* **SHORT PROBLEM**
Please copy the records below, changing each "data-point" to "data-marker" and keeping everything else the same.

* **EXTRACTED MATERIAL**
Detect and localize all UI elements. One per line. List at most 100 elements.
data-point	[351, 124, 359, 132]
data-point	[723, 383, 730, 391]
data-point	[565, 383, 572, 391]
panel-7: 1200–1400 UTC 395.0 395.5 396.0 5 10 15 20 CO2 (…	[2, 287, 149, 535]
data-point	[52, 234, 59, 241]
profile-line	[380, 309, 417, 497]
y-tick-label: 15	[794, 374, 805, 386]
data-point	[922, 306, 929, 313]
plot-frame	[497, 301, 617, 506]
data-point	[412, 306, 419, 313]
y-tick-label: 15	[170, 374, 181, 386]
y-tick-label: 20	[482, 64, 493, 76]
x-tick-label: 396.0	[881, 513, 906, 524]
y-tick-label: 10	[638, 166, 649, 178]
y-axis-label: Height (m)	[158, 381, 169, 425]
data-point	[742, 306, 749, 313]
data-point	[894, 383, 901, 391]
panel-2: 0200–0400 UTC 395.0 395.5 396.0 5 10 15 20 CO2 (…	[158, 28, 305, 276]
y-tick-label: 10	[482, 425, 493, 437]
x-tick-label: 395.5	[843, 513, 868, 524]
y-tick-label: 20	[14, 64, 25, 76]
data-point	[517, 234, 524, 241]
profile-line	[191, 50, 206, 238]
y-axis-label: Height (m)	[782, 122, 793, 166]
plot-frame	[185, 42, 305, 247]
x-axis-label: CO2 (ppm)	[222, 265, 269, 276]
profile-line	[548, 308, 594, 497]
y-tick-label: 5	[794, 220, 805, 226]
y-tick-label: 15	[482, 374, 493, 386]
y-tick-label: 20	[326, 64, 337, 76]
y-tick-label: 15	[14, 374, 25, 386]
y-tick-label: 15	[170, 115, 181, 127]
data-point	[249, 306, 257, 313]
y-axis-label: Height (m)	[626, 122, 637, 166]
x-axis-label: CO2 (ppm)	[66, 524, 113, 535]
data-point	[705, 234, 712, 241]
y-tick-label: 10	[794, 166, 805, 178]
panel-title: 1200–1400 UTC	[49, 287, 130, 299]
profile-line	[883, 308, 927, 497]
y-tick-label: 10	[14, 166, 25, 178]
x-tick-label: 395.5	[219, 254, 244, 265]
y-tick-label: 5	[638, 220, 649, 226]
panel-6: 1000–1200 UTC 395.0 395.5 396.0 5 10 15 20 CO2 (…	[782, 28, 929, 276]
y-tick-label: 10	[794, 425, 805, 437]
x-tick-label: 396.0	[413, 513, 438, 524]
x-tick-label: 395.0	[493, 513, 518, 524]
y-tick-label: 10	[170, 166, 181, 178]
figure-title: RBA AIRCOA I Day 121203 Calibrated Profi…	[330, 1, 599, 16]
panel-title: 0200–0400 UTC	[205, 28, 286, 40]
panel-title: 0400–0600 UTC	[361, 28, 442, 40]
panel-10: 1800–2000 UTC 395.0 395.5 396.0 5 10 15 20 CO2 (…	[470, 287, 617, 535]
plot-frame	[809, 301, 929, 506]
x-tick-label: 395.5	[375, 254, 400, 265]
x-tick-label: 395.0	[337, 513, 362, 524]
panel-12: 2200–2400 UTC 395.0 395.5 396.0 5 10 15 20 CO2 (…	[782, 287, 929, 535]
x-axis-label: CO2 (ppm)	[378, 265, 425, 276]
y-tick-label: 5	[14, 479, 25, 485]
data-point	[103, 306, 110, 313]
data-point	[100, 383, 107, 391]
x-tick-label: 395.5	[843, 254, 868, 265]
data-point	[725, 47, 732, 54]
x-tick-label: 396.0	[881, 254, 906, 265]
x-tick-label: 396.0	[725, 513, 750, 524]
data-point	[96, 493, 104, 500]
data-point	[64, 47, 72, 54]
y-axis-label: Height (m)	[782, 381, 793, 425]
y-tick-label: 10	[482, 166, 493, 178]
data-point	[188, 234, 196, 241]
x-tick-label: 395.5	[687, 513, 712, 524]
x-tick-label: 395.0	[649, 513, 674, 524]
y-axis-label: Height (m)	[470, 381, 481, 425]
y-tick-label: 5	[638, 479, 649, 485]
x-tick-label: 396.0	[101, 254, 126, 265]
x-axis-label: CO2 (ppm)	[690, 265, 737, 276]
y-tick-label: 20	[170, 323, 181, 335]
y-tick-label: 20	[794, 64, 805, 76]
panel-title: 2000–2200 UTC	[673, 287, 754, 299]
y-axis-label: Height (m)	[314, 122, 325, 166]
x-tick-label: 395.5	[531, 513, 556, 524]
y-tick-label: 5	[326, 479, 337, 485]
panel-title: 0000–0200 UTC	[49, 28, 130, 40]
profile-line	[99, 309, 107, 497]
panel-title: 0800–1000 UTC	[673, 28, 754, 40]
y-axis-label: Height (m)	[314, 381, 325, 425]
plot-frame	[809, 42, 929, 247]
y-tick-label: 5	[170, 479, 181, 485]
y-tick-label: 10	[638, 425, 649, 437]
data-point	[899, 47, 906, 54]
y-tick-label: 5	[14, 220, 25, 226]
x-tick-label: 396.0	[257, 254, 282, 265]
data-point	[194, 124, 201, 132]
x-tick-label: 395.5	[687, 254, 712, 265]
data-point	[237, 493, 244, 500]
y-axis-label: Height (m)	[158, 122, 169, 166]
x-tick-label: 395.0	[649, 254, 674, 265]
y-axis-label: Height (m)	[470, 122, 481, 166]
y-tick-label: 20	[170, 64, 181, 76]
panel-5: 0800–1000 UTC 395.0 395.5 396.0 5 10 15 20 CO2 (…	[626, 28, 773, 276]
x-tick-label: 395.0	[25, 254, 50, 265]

* **SOLUTION TO THE PROBLEM**
Detect and localize all UI elements. One per line. List at most 100 elements.
data-marker	[351, 124, 359, 132]
data-marker	[723, 383, 730, 391]
data-marker	[565, 383, 572, 391]
panel-7: 1200–1400 UTC 395.0 395.5 396.0 5 10 15 20 CO2 (…	[2, 287, 149, 535]
data-marker	[52, 234, 59, 241]
profile-line	[380, 309, 417, 497]
y-tick-label: 15	[794, 374, 805, 386]
data-marker	[922, 306, 929, 313]
plot-frame	[497, 301, 617, 506]
data-marker	[412, 306, 419, 313]
y-tick-label: 15	[170, 374, 181, 386]
y-tick-label: 20	[482, 64, 493, 76]
x-tick-label: 396.0	[881, 513, 906, 524]
y-tick-label: 10	[638, 166, 649, 178]
y-axis-label: Height (m)	[158, 381, 169, 425]
data-marker	[742, 306, 749, 313]
data-marker	[894, 383, 901, 391]
panel-2: 0200–0400 UTC 395.0 395.5 396.0 5 10 15 20 CO2 (…	[158, 28, 305, 276]
y-tick-label: 10	[482, 425, 493, 437]
x-tick-label: 395.5	[843, 513, 868, 524]
y-tick-label: 20	[14, 64, 25, 76]
data-marker	[517, 234, 524, 241]
profile-line	[191, 50, 206, 238]
y-axis-label: Height (m)	[782, 122, 793, 166]
plot-frame	[185, 42, 305, 247]
x-axis-label: CO2 (ppm)	[222, 265, 269, 276]
profile-line	[548, 308, 594, 497]
y-tick-label: 5	[794, 220, 805, 226]
y-tick-label: 15	[482, 374, 493, 386]
y-tick-label: 20	[326, 64, 337, 76]
y-tick-label: 15	[14, 374, 25, 386]
y-tick-label: 15	[170, 115, 181, 127]
data-marker	[249, 306, 257, 313]
y-axis-label: Height (m)	[626, 122, 637, 166]
x-axis-label: CO2 (ppm)	[66, 524, 113, 535]
data-marker	[705, 234, 712, 241]
y-tick-label: 10	[794, 166, 805, 178]
panel-title: 1200–1400 UTC	[49, 287, 130, 299]
profile-line	[883, 308, 927, 497]
y-tick-label: 10	[14, 166, 25, 178]
x-tick-label: 395.5	[219, 254, 244, 265]
y-tick-label: 5	[638, 220, 649, 226]
panel-6: 1000–1200 UTC 395.0 395.5 396.0 5 10 15 20 CO2 (…	[782, 28, 929, 276]
y-tick-label: 10	[794, 425, 805, 437]
x-tick-label: 396.0	[413, 513, 438, 524]
x-tick-label: 395.0	[493, 513, 518, 524]
y-tick-label: 10	[170, 166, 181, 178]
figure-title: RBA AIRCOA I Day 121203 Calibrated Profi…	[330, 1, 599, 16]
panel-title: 0200–0400 UTC	[205, 28, 286, 40]
panel-title: 0400–0600 UTC	[361, 28, 442, 40]
panel-10: 1800–2000 UTC 395.0 395.5 396.0 5 10 15 20 CO2 (…	[470, 287, 617, 535]
plot-frame	[809, 301, 929, 506]
x-tick-label: 395.5	[375, 254, 400, 265]
x-tick-label: 395.0	[337, 513, 362, 524]
panel-12: 2200–2400 UTC 395.0 395.5 396.0 5 10 15 20 CO2 (…	[782, 287, 929, 535]
x-axis-label: CO2 (ppm)	[378, 265, 425, 276]
y-tick-label: 5	[14, 479, 25, 485]
data-marker	[103, 306, 110, 313]
data-marker	[100, 383, 107, 391]
x-tick-label: 395.5	[843, 254, 868, 265]
data-marker	[725, 47, 732, 54]
x-tick-label: 396.0	[881, 254, 906, 265]
x-tick-label: 396.0	[725, 513, 750, 524]
data-marker	[96, 493, 104, 500]
data-marker	[64, 47, 72, 54]
y-axis-label: Height (m)	[782, 381, 793, 425]
y-tick-label: 10	[482, 166, 493, 178]
data-marker	[188, 234, 196, 241]
x-tick-label: 395.5	[687, 513, 712, 524]
x-tick-label: 395.0	[649, 513, 674, 524]
y-axis-label: Height (m)	[470, 381, 481, 425]
y-tick-label: 5	[638, 479, 649, 485]
x-tick-label: 396.0	[101, 254, 126, 265]
x-axis-label: CO2 (ppm)	[690, 265, 737, 276]
y-tick-label: 20	[170, 323, 181, 335]
y-tick-label: 20	[794, 64, 805, 76]
panel-title: 2000–2200 UTC	[673, 287, 754, 299]
y-axis-label: Height (m)	[314, 122, 325, 166]
x-tick-label: 395.5	[531, 513, 556, 524]
y-tick-label: 5	[326, 479, 337, 485]
panel-title: 0000–0200 UTC	[49, 28, 130, 40]
profile-line	[99, 309, 107, 497]
panel-title: 0800–1000 UTC	[673, 28, 754, 40]
y-axis-label: Height (m)	[314, 381, 325, 425]
plot-frame	[809, 42, 929, 247]
y-tick-label: 5	[170, 479, 181, 485]
y-tick-label: 10	[638, 425, 649, 437]
data-marker	[899, 47, 906, 54]
y-tick-label: 5	[14, 220, 25, 226]
x-tick-label: 396.0	[257, 254, 282, 265]
data-marker	[194, 124, 201, 132]
x-tick-label: 395.5	[687, 254, 712, 265]
data-marker	[237, 493, 244, 500]
y-axis-label: Height (m)	[158, 122, 169, 166]
x-tick-label: 395.0	[649, 254, 674, 265]
y-axis-label: Height (m)	[470, 122, 481, 166]
y-tick-label: 20	[170, 64, 181, 76]
panel-5: 0800–1000 UTC 395.0 395.5 396.0 5 10 15 20 CO2 (…	[626, 28, 773, 276]
x-tick-label: 395.0	[25, 254, 50, 265]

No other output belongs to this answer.